What you are asked to do:
Return the listing below in full, with every line exactly as it is.

Material for this task:
---+---

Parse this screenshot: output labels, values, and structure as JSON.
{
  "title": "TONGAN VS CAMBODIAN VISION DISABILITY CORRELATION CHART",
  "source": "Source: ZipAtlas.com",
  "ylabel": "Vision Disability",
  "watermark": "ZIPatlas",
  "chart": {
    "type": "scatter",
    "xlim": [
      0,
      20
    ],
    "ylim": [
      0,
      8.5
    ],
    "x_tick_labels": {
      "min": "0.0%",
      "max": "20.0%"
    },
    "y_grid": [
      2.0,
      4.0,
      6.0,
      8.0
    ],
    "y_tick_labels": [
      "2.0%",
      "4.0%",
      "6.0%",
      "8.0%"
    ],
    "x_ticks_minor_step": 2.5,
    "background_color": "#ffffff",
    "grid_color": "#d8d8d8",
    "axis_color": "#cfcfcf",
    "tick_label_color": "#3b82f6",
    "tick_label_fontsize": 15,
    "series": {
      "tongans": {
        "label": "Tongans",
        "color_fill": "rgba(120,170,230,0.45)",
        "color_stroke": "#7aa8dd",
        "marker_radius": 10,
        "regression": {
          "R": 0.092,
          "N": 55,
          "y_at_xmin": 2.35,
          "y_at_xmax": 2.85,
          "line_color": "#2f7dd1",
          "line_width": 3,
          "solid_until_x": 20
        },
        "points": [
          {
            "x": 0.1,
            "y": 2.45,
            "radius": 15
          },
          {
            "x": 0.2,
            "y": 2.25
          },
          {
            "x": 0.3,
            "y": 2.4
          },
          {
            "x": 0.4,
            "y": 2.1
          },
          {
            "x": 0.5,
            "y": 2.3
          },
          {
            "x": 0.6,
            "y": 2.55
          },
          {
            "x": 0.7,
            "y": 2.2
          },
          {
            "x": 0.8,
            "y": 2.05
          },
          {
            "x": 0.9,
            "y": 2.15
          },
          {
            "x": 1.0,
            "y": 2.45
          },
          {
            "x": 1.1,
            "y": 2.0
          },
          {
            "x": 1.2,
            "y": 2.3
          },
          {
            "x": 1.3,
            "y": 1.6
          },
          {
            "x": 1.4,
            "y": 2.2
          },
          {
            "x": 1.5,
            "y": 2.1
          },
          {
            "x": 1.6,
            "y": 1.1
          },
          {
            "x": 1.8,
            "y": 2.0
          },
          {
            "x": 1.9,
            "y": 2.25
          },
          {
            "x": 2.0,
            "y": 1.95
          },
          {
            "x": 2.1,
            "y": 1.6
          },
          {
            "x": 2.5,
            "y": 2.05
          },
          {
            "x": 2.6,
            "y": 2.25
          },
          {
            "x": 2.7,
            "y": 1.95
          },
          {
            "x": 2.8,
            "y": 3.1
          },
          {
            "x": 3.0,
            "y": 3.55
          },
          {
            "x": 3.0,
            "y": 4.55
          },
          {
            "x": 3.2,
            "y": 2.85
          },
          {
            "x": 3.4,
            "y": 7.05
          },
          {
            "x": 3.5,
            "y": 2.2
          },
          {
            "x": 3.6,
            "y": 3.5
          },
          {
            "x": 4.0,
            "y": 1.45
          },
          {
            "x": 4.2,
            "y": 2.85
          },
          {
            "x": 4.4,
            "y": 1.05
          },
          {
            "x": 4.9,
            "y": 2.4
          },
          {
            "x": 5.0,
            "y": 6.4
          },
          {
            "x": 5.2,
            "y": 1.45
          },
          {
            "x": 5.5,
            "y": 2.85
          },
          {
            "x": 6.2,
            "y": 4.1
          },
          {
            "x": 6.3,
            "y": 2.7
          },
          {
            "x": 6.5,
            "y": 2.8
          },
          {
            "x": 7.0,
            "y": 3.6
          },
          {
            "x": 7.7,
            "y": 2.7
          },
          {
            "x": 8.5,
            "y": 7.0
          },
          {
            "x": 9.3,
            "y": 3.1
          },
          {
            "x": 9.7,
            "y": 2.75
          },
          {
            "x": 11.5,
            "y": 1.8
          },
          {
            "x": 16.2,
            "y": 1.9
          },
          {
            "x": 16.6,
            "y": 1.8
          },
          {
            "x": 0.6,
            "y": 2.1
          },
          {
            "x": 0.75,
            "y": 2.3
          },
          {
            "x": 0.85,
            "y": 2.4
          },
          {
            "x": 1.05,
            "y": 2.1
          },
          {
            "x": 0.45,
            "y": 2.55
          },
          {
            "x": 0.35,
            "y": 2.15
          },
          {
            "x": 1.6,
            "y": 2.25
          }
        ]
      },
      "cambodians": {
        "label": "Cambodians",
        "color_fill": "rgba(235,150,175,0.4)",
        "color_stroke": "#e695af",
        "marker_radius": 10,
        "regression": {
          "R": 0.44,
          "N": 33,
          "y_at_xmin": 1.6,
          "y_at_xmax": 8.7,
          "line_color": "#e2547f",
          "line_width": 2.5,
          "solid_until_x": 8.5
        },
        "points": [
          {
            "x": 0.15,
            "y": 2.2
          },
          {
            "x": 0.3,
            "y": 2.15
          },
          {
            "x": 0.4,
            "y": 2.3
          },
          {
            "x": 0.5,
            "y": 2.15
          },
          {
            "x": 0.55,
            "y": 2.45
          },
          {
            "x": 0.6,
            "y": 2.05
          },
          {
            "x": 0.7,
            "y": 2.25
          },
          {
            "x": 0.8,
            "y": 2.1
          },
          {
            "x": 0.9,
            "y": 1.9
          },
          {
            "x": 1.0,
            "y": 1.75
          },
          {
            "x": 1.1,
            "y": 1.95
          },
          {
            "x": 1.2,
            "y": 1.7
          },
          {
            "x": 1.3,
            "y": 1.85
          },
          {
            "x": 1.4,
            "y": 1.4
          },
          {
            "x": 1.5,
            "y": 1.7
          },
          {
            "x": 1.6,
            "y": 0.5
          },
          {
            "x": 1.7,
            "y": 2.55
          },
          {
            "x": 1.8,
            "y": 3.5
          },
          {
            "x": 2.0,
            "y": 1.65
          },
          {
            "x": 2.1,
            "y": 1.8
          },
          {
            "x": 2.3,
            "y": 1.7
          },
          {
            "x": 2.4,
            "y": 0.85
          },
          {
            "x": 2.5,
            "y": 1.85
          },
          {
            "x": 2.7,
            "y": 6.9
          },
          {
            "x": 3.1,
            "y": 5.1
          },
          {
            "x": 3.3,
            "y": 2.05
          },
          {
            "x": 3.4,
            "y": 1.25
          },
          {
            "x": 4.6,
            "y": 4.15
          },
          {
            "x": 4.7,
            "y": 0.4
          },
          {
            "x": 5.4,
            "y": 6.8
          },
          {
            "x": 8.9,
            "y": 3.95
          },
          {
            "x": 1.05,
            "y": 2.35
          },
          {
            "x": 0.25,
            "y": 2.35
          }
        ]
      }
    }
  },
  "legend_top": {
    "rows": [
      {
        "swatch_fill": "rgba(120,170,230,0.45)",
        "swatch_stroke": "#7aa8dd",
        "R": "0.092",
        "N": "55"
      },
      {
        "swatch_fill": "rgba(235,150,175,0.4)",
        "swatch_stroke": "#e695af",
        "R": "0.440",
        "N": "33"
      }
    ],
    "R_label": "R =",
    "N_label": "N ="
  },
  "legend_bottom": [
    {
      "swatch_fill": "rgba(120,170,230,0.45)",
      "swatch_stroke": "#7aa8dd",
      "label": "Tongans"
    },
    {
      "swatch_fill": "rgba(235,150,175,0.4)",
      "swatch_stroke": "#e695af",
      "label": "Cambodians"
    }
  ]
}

---+---

Exercise result:
Parse this screenshot: output labels, values, and structure as JSON.
{
  "title": "TONGAN VS CAMBODIAN VISION DISABILITY CORRELATION CHART",
  "source": "Source: ZipAtlas.com",
  "ylabel": "Vision Disability",
  "watermark": "ZIPatlas",
  "chart": {
    "type": "scatter",
    "xlim": [
      0,
      20
    ],
    "ylim": [
      0,
      8.5
    ],
    "x_tick_labels": {
      "min": "0.0%",
      "max": "20.0%"
    },
    "y_grid": [
      2.0,
      4.0,
      6.0,
      8.0
    ],
    "y_tick_labels": [
      "2.0%",
      "4.0%",
      "6.0%",
      "8.0%"
    ],
    "x_ticks_minor_step": 2.5,
    "background_color": "#ffffff",
    "grid_color": "#d8d8d8",
    "axis_color": "#cfcfcf",
    "tick_label_color": "#3b82f6",
    "tick_label_fontsize": 15,
    "series": {
      "tongans": {
        "label": "Tongans",
        "color_fill": "rgba(120,170,230,0.45)",
        "color_stroke": "#7aa8dd",
        "marker_radius": 10,
        "regression": {
          "R": 0.092,
          "N": 55,
          "y_at_xmin": 2.35,
          "y_at_xmax": 2.85,
          "line_color": "#2f7dd1",
          "line_width": 3,
          "solid_until_x": 20
        },
        "points": [
          {
            "x": 0.1,
            "y": 2.45,
            "radius": 15
          },
          {
            "x": 0.2,
            "y": 2.25
          },
          {
            "x": 0.3,
            "y": 2.4
          },
          {
            "x": 0.4,
            "y": 2.1
          },
          {
            "x": 0.5,
            "y": 2.3
          },
          {
            "x": 0.6,
            "y": 2.55
          },
          {
            "x": 0.7,
            "y": 2.2
          },
          {
            "x": 0.8,
            "y": 2.05
          },
          {
            "x": 0.9,
            "y": 2.15
          },
          {
            "x": 1.0,
            "y": 2.45
          },
          {
            "x": 1.1,
            "y": 2.0
          },
          {
            "x": 1.2,
            "y": 2.3
          },
          {
            "x": 1.3,
            "y": 1.6
          },
          {
            "x": 1.4,
            "y": 2.2
          },
          {
            "x": 1.5,
            "y": 2.1
          },
          {
            "x": 1.6,
            "y": 1.1
          },
          {
            "x": 1.8,
            "y": 2.0
          },
          {
            "x": 1.9,
            "y": 2.25
          },
          {
            "x": 2.0,
            "y": 1.95
          },
          {
            "x": 2.1,
            "y": 1.6
          },
          {
            "x": 2.5,
            "y": 2.05
          },
          {
            "x": 2.6,
            "y": 2.25
          },
          {
            "x": 2.7,
            "y": 1.95
          },
          {
            "x": 2.8,
            "y": 3.1
          },
          {
            "x": 3.0,
            "y": 3.55
          },
          {
            "x": 3.0,
            "y": 4.55
          },
          {
            "x": 3.2,
            "y": 2.85
          },
          {
            "x": 3.4,
            "y": 7.05
          },
          {
            "x": 3.5,
            "y": 2.2
          },
          {
            "x": 3.6,
            "y": 3.5
          },
          {
            "x": 4.0,
            "y": 1.45
          },
          {
            "x": 4.2,
            "y": 2.85
          },
          {
            "x": 4.4,
            "y": 1.05
          },
          {
            "x": 4.9,
            "y": 2.4
          },
          {
            "x": 5.0,
            "y": 6.4
          },
          {
            "x": 5.2,
            "y": 1.45
          },
          {
            "x": 5.5,
            "y": 2.85
          },
          {
            "x": 6.2,
            "y": 4.1
          },
          {
            "x": 6.3,
            "y": 2.7
          },
          {
            "x": 6.5,
            "y": 2.8
          },
          {
            "x": 7.0,
            "y": 3.6
          },
          {
            "x": 7.7,
            "y": 2.7
          },
          {
            "x": 8.5,
            "y": 7.0
          },
          {
            "x": 9.3,
            "y": 3.1
          },
          {
            "x": 9.7,
            "y": 2.75
          },
          {
            "x": 11.5,
            "y": 1.8
          },
          {
            "x": 16.2,
            "y": 1.9
          },
          {
            "x": 16.6,
            "y": 1.8
          },
          {
            "x": 0.6,
            "y": 2.1
          },
          {
            "x": 0.75,
            "y": 2.3
          },
          {
            "x": 0.85,
            "y": 2.4
          },
          {
            "x": 1.05,
            "y": 2.1
          },
          {
            "x": 0.45,
            "y": 2.55
          },
          {
            "x": 0.35,
            "y": 2.15
          },
          {
            "x": 1.6,
            "y": 2.25
          }
        ]
      },
      "cambodians": {
        "label": "Cambodians",
        "color_fill": "rgba(235,150,175,0.4)",
        "color_stroke": "#e695af",
        "marker_radius": 10,
        "regression": {
          "R": 0.44,
          "N": 33,
          "y_at_xmin": 1.6,
          "y_at_xmax": 8.7,
          "line_color": "#e2547f",
          "line_width": 2.5,
          "solid_until_x": 8.5
        },
        "points": [
          {
            "x": 0.15,
            "y": 2.2
          },
          {
            "x": 0.3,
            "y": 2.15
          },
          {
            "x": 0.4,
            "y": 2.3
          },
          {
            "x": 0.5,
            "y": 2.15
          },
          {
            "x": 0.55,
            "y": 2.45
          },
          {
            "x": 0.6,
            "y": 2.05
          },
          {
            "x": 0.7,
            "y": 2.25
          },
          {
            "x": 0.8,
            "y": 2.1
          },
          {
            "x": 0.9,
            "y": 1.9
          },
          {
            "x": 1.0,
            "y": 1.75
          },
          {
            "x": 1.1,
            "y": 1.95
          },
          {
            "x": 1.2,
            "y": 1.7
          },
          {
            "x": 1.3,
            "y": 1.85
          },
          {
            "x": 1.4,
            "y": 1.4
          },
          {
            "x": 1.5,
            "y": 1.7
          },
          {
            "x": 1.6,
            "y": 0.5
          },
          {
            "x": 1.7,
            "y": 2.55
          },
          {
            "x": 1.8,
            "y": 3.5
          },
          {
            "x": 2.0,
            "y": 1.65
          },
          {
            "x": 2.1,
            "y": 1.8
          },
          {
            "x": 2.3,
            "y": 1.7
          },
          {
            "x": 2.4,
            "y": 0.85
          },
          {
            "x": 2.5,
            "y": 1.85
          },
          {
            "x": 2.7,
            "y": 6.9
          },
          {
            "x": 3.1,
            "y": 5.1
          },
          {
            "x": 3.3,
            "y": 2.05
          },
          {
            "x": 3.4,
            "y": 1.25
          },
          {
            "x": 4.6,
            "y": 4.15
          },
          {
            "x": 4.7,
            "y": 0.4
          },
          {
            "x": 5.4,
            "y": 6.8
          },
          {
            "x": 8.9,
            "y": 3.95
          },
          {
            "x": 1.05,
            "y": 2.35
          },
          {
            "x": 0.25,
            "y": 2.35
          }
        ]
      }
    }
  },
  "legend_top": {
    "rows": [
      {
        "swatch_fill": "rgba(120,170,230,0.45)",
        "swatch_stroke": "#7aa8dd",
        "R": "0.092",
        "N": "55"
      },
      {
        "swatch_fill": "rgba(235,150,175,0.4)",
        "swatch_stroke": "#e695af",
        "R": "0.440",
        "N": "33"
      }
    ],
    "R_label": "R =",
    "N_label": "N ="
  },
  "legend_bottom": [
    {
      "swatch_fill": "rgba(120,170,230,0.45)",
      "swatch_stroke": "#7aa8dd",
      "label": "Tongans"
    },
    {
      "swatch_fill": "rgba(235,150,175,0.4)",
      "swatch_stroke": "#e695af",
      "label": "Cambodians"
    }
  ]
}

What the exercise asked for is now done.